▶ [Required task] Transcribe all of the data exactly. Omit the pictures.

▶ [Dataset excerpts]
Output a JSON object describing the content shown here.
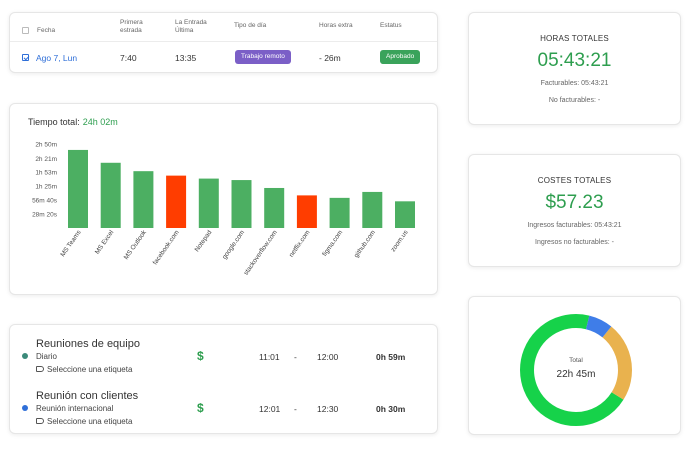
{
  "table": {
    "headers": {
      "fecha": "Fecha",
      "primera": [
        "Primera",
        "estrada"
      ],
      "ultima": [
        "La Entrada",
        "Última"
      ],
      "tipo": "Tipo de día",
      "horas": "Horas extra",
      "estatus": "Estatus"
    },
    "row": {
      "fecha": "Ago 7, Lun",
      "primera": "7:40",
      "ultima": "13:35",
      "tipo": "Trabajo remoto",
      "horas": "- 26m",
      "estatus": "Aprobado"
    },
    "colors": {
      "tipo": "#7b5fc7",
      "estatus": "#3aa35b"
    }
  },
  "chart_data": {
    "type": "bar",
    "title": "Tiempo total:",
    "title_value": "24h 02m",
    "categories": [
      "MS Teams",
      "MS Excel",
      "MS Outlook",
      "facebook.com",
      "Notepad",
      "google.com",
      "stackoverflow.com",
      "netflix.com",
      "figma.com",
      "github.com",
      "zoom.us"
    ],
    "values": [
      158,
      132,
      115,
      106,
      100,
      97,
      81,
      66,
      61,
      73,
      54
    ],
    "highlight": [
      false,
      false,
      false,
      true,
      false,
      false,
      false,
      true,
      false,
      false,
      false
    ],
    "yticks": [
      {
        "label": "2h 50m",
        "value": 170
      },
      {
        "label": "2h 21m",
        "value": 141
      },
      {
        "label": "1h 53m",
        "value": 113
      },
      {
        "label": "1h 25m",
        "value": 85
      },
      {
        "label": "56m 40s",
        "value": 56.67
      },
      {
        "label": "28m 20s",
        "value": 28.33
      }
    ],
    "ylim": [
      0,
      170
    ],
    "colors": {
      "normal": "#4caf62",
      "highlight": "#ff3d00"
    }
  },
  "meetings": [
    {
      "title": "Reuniones de equipo",
      "subtitle": "Diario",
      "tag": "Seleccione una etiqueta",
      "dollar": "$",
      "start": "11:01",
      "sep": "-",
      "end": "12:00",
      "duration": "0h 59m",
      "dot_color": "#3b8a7a"
    },
    {
      "title": "Reunión con clientes",
      "subtitle": "Reunión internacional",
      "tag": "Seleccione una etiqueta",
      "dollar": "$",
      "start": "12:01",
      "sep": "-",
      "end": "12:30",
      "duration": "0h 30m",
      "dot_color": "#2f6fd8"
    }
  ],
  "hours": {
    "title": "HORAS TOTALES",
    "value": "05:43:21",
    "billable": "Facturables: 05:43:21",
    "nonbillable": "No facturables: -"
  },
  "costs": {
    "title": "COSTES TOTALES",
    "value": "$57.23",
    "billable": "Ingresos facturables: 05:43:21",
    "nonbillable": "Ingresos no facturables: -"
  },
  "donut": {
    "label": "Total",
    "value": "22h 45m",
    "segments": [
      {
        "value": 70,
        "color": "#16d24a"
      },
      {
        "value": 23,
        "color": "#e9b24e"
      },
      {
        "value": 7,
        "color": "#3f7de8"
      }
    ]
  }
}
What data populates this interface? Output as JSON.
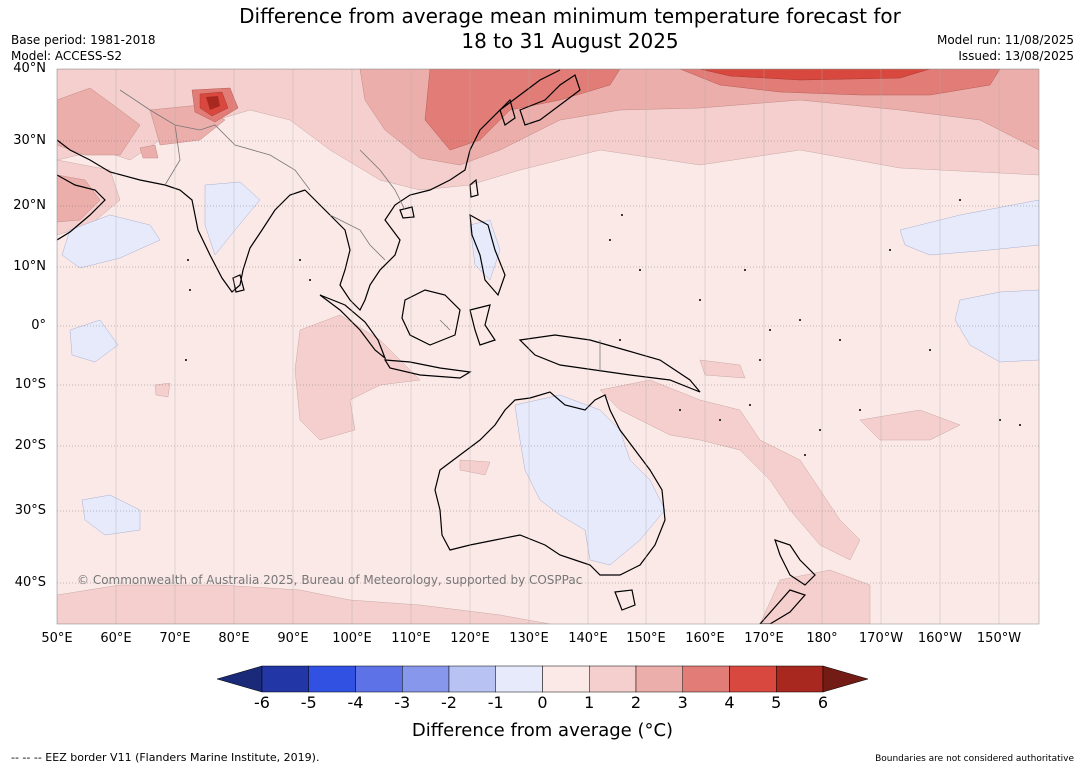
{
  "title": {
    "line1": "Difference from average mean minimum temperature forecast for",
    "line2": "18 to 31 August 2025"
  },
  "meta_left": {
    "base_period": "Base period: 1981-2018",
    "model": "Model: ACCESS-S2"
  },
  "meta_right": {
    "model_run": "Model run: 11/08/2025",
    "issued": "Issued: 13/08/2025"
  },
  "map": {
    "region": "Indo-Pacific",
    "lat_labels": [
      "40°N",
      "30°N",
      "20°N",
      "10°N",
      "0°",
      "10°S",
      "20°S",
      "30°S",
      "40°S"
    ],
    "lon_labels": [
      "50°E",
      "60°E",
      "70°E",
      "80°E",
      "90°E",
      "100°E",
      "110°E",
      "120°E",
      "130°E",
      "140°E",
      "150°E",
      "160°E",
      "170°E",
      "180°",
      "170°W",
      "160°W",
      "150°W"
    ],
    "graticule": true,
    "background_anomaly_class": "0 to 1",
    "copyright": "© Commonwealth of Australia 2025, Bureau of Meteorology, supported by COSPPac"
  },
  "colorbar": {
    "ticks": [
      "-6",
      "-5",
      "-4",
      "-3",
      "-2",
      "-1",
      "0",
      "1",
      "2",
      "3",
      "4",
      "5",
      "6"
    ],
    "colors": [
      "#2236a6",
      "#3151e2",
      "#5c72e6",
      "#8797ec",
      "#b9c3f3",
      "#e6eafb",
      "#fbe9e8",
      "#f4cfcd",
      "#ecaeab",
      "#e27c76",
      "#d8483e",
      "#a8271f"
    ],
    "extend_low_color": "#1b2a78",
    "extend_high_color": "#731b15",
    "label": "Difference from average (°C)"
  },
  "footer": {
    "left": "--  --  -- EEZ border V11 (Flanders Marine Institute, 2019).",
    "right": "Boundaries are not considered authoritative"
  }
}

▶ [Response below]
Output a JSON object describing the content shown here.
{
  "table": {
    "headers": {
      "fecha": "Fecha",
      "primera": [
        "Primera",
        "estrada"
      ],
      "ultima": [
        "La Entrada",
        "Última"
      ],
      "tipo": "Tipo de día",
      "horas": "Horas extra",
      "estatus": "Estatus"
    },
    "row": {
      "fecha": "Ago 7, Lun",
      "primera": "7:40",
      "ultima": "13:35",
      "tipo": "Trabajo remoto",
      "horas": "- 26m",
      "estatus": "Aprobado"
    },
    "colors": {
      "tipo": "#7b5fc7",
      "estatus": "#3aa35b"
    }
  },
  "chart_data": {
    "type": "bar",
    "title": "Tiempo total:",
    "title_value": "24h 02m",
    "categories": [
      "MS Teams",
      "MS Excel",
      "MS Outlook",
      "facebook.com",
      "Notepad",
      "google.com",
      "stackoverflow.com",
      "netflix.com",
      "figma.com",
      "github.com",
      "zoom.us"
    ],
    "values": [
      158,
      132,
      115,
      106,
      100,
      97,
      81,
      66,
      61,
      73,
      54
    ],
    "highlight": [
      false,
      false,
      false,
      true,
      false,
      false,
      false,
      true,
      false,
      false,
      false
    ],
    "yticks": [
      {
        "label": "2h 50m",
        "value": 170
      },
      {
        "label": "2h 21m",
        "value": 141
      },
      {
        "label": "1h 53m",
        "value": 113
      },
      {
        "label": "1h 25m",
        "value": 85
      },
      {
        "label": "56m 40s",
        "value": 56.67
      },
      {
        "label": "28m 20s",
        "value": 28.33
      }
    ],
    "ylim": [
      0,
      170
    ],
    "colors": {
      "normal": "#4caf62",
      "highlight": "#ff3d00"
    }
  },
  "meetings": [
    {
      "title": "Reuniones de equipo",
      "subtitle": "Diario",
      "tag": "Seleccione una etiqueta",
      "dollar": "$",
      "start": "11:01",
      "sep": "-",
      "end": "12:00",
      "duration": "0h 59m",
      "dot_color": "#3b8a7a"
    },
    {
      "title": "Reunión con clientes",
      "subtitle": "Reunión internacional",
      "tag": "Seleccione una etiqueta",
      "dollar": "$",
      "start": "12:01",
      "sep": "-",
      "end": "12:30",
      "duration": "0h 30m",
      "dot_color": "#2f6fd8"
    }
  ],
  "hours": {
    "title": "HORAS TOTALES",
    "value": "05:43:21",
    "billable": "Facturables: 05:43:21",
    "nonbillable": "No facturables: -"
  },
  "costs": {
    "title": "COSTES TOTALES",
    "value": "$57.23",
    "billable": "Ingresos facturables: 05:43:21",
    "nonbillable": "Ingresos no facturables: -"
  },
  "donut": {
    "label": "Total",
    "value": "22h 45m",
    "segments": [
      {
        "value": 70,
        "color": "#16d24a"
      },
      {
        "value": 23,
        "color": "#e9b24e"
      },
      {
        "value": 7,
        "color": "#3f7de8"
      }
    ]
  }
}
What data populates this interface? Output as JSON.
{
  "title": {
    "line1": "Difference from average mean minimum temperature forecast for",
    "line2": "18 to 31 August 2025"
  },
  "meta_left": {
    "base_period": "Base period: 1981-2018",
    "model": "Model: ACCESS-S2"
  },
  "meta_right": {
    "model_run": "Model run: 11/08/2025",
    "issued": "Issued: 13/08/2025"
  },
  "map": {
    "region": "Indo-Pacific",
    "lat_labels": [
      "40°N",
      "30°N",
      "20°N",
      "10°N",
      "0°",
      "10°S",
      "20°S",
      "30°S",
      "40°S"
    ],
    "lon_labels": [
      "50°E",
      "60°E",
      "70°E",
      "80°E",
      "90°E",
      "100°E",
      "110°E",
      "120°E",
      "130°E",
      "140°E",
      "150°E",
      "160°E",
      "170°E",
      "180°",
      "170°W",
      "160°W",
      "150°W"
    ],
    "graticule": true,
    "background_anomaly_class": "0 to 1",
    "copyright": "© Commonwealth of Australia 2025, Bureau of Meteorology, supported by COSPPac"
  },
  "colorbar": {
    "ticks": [
      "-6",
      "-5",
      "-4",
      "-3",
      "-2",
      "-1",
      "0",
      "1",
      "2",
      "3",
      "4",
      "5",
      "6"
    ],
    "colors": [
      "#2236a6",
      "#3151e2",
      "#5c72e6",
      "#8797ec",
      "#b9c3f3",
      "#e6eafb",
      "#fbe9e8",
      "#f4cfcd",
      "#ecaeab",
      "#e27c76",
      "#d8483e",
      "#a8271f"
    ],
    "extend_low_color": "#1b2a78",
    "extend_high_color": "#731b15",
    "label": "Difference from average (°C)"
  },
  "footer": {
    "left": "--  --  -- EEZ border V11 (Flanders Marine Institute, 2019).",
    "right": "Boundaries are not considered authoritative"
  }
}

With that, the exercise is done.